▸ Task directions:
Collect all lines below with the string "Элвалоя".
Start of Data rows
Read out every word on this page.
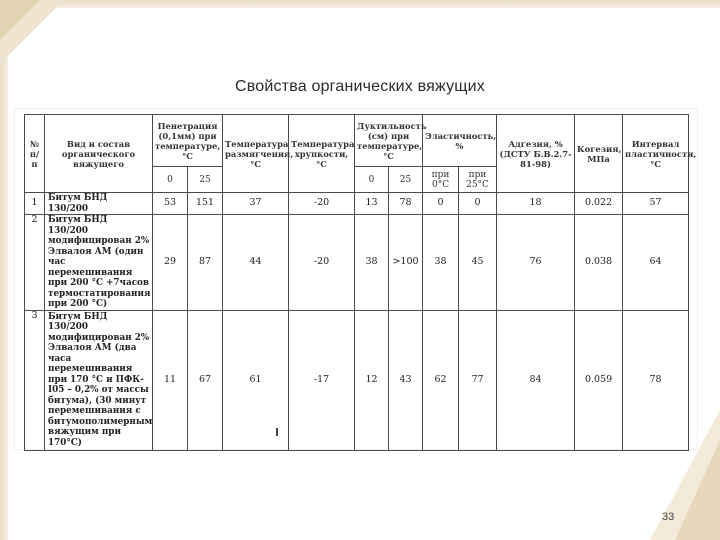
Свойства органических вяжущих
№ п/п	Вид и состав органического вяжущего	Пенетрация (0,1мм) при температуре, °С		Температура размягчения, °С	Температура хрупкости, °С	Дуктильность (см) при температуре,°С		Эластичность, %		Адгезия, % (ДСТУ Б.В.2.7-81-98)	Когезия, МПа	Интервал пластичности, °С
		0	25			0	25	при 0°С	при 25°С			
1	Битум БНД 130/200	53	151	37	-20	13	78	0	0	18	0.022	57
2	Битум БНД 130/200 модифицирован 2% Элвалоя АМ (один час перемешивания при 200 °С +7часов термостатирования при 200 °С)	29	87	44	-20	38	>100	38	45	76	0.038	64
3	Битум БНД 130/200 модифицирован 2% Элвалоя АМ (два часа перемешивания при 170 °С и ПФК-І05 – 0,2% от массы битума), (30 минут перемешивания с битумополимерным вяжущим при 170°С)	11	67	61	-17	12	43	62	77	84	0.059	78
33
End of Data rows
Start of Data rows
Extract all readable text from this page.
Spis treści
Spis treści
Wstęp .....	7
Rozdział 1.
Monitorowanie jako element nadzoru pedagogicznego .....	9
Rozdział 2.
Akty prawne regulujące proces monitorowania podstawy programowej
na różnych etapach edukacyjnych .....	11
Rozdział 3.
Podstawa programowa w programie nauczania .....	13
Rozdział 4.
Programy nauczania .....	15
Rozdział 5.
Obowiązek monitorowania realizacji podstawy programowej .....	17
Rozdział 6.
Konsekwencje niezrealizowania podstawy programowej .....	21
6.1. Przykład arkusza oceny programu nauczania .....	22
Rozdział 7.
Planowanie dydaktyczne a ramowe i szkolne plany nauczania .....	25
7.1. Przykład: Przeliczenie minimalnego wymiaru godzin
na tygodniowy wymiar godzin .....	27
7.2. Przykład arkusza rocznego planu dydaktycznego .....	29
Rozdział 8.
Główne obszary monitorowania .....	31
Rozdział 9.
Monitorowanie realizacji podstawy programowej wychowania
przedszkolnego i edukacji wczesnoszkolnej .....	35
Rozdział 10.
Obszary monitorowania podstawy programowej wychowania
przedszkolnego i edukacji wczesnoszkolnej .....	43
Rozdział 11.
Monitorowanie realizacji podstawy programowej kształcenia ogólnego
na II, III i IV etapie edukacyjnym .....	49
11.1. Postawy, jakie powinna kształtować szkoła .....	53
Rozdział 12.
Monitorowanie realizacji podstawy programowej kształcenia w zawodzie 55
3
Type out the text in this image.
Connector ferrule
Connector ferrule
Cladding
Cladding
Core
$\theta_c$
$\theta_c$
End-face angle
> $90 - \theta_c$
End of Data rows
Start of Data rows
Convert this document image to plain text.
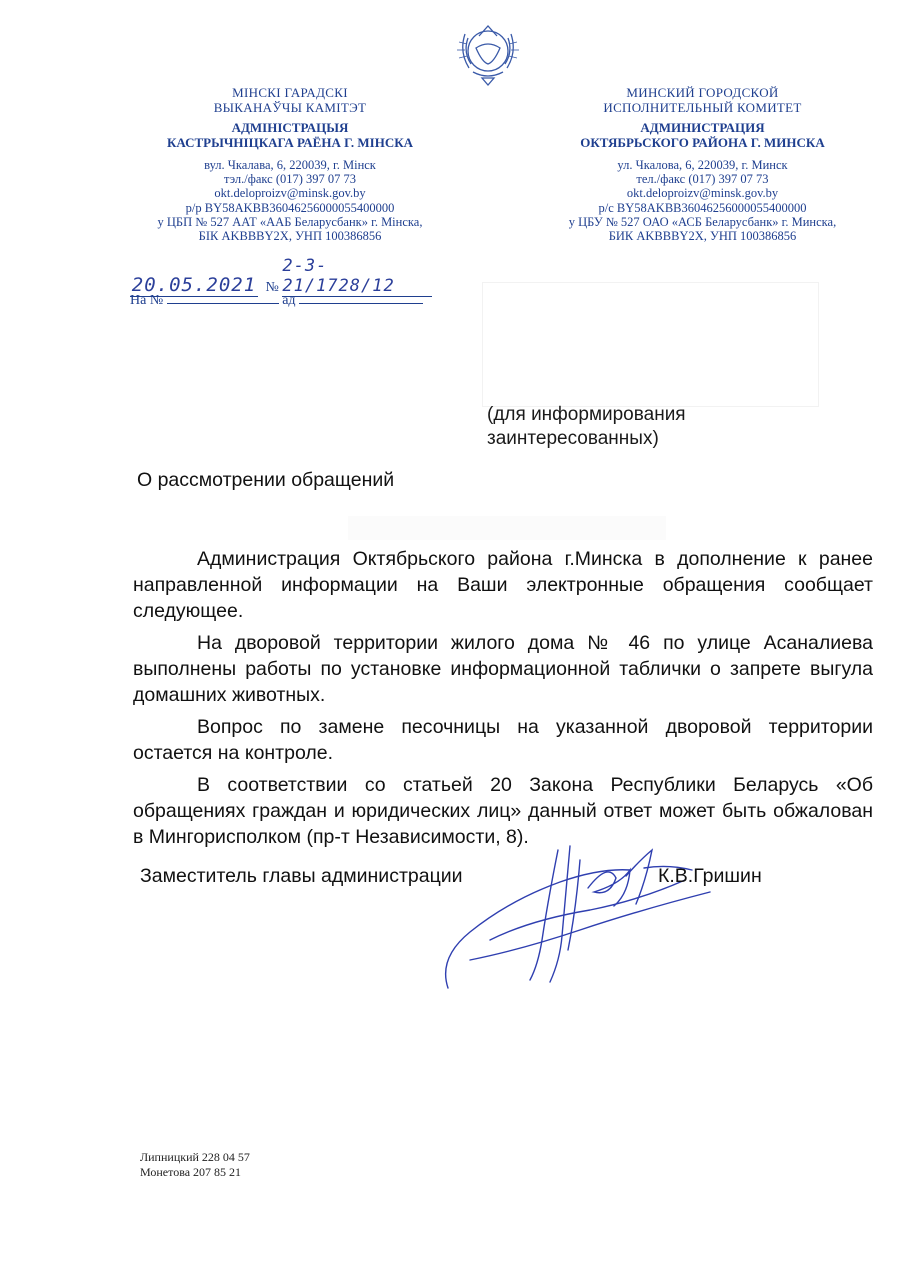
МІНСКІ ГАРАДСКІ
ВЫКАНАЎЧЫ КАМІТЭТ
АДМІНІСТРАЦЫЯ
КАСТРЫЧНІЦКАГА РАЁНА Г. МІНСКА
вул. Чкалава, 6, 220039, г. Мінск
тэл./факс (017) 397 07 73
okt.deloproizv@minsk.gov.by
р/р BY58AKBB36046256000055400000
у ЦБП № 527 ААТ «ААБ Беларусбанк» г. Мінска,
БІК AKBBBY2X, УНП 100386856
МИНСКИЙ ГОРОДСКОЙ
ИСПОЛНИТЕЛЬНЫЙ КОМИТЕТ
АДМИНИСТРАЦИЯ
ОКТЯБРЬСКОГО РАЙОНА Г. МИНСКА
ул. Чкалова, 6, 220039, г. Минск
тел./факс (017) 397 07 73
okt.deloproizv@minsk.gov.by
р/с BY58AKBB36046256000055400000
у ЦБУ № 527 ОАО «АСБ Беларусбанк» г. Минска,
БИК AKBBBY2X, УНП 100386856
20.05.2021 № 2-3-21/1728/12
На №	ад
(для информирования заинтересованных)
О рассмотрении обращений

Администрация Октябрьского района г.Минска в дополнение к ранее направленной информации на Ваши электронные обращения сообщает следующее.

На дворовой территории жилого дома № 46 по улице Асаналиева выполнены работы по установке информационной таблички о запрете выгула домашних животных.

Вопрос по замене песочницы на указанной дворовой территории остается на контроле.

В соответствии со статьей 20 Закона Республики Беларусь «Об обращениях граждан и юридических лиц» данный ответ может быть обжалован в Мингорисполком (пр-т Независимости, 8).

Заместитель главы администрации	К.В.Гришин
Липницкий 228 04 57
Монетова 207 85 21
End of Data rows
▸ Answer to this problem:
2	Битум БНД 130/200 модифицирован 2% Элвалоя АМ (один час перемешивания при 200 °С +7часов термостатирования при 200 °С)	29	87	44	-20	38	>100	38	45	76	0.038	64
3	Битум БНД 130/200 модифицирован 2% Элвалоя АМ (два часа перемешивания при 170 °С и ПФК-І05 – 0,2% от массы битума), (30 минут перемешивания с битумополимерным вяжущим при 170°С)	11	67	61	-17	12	43	62	77	84	0.059	78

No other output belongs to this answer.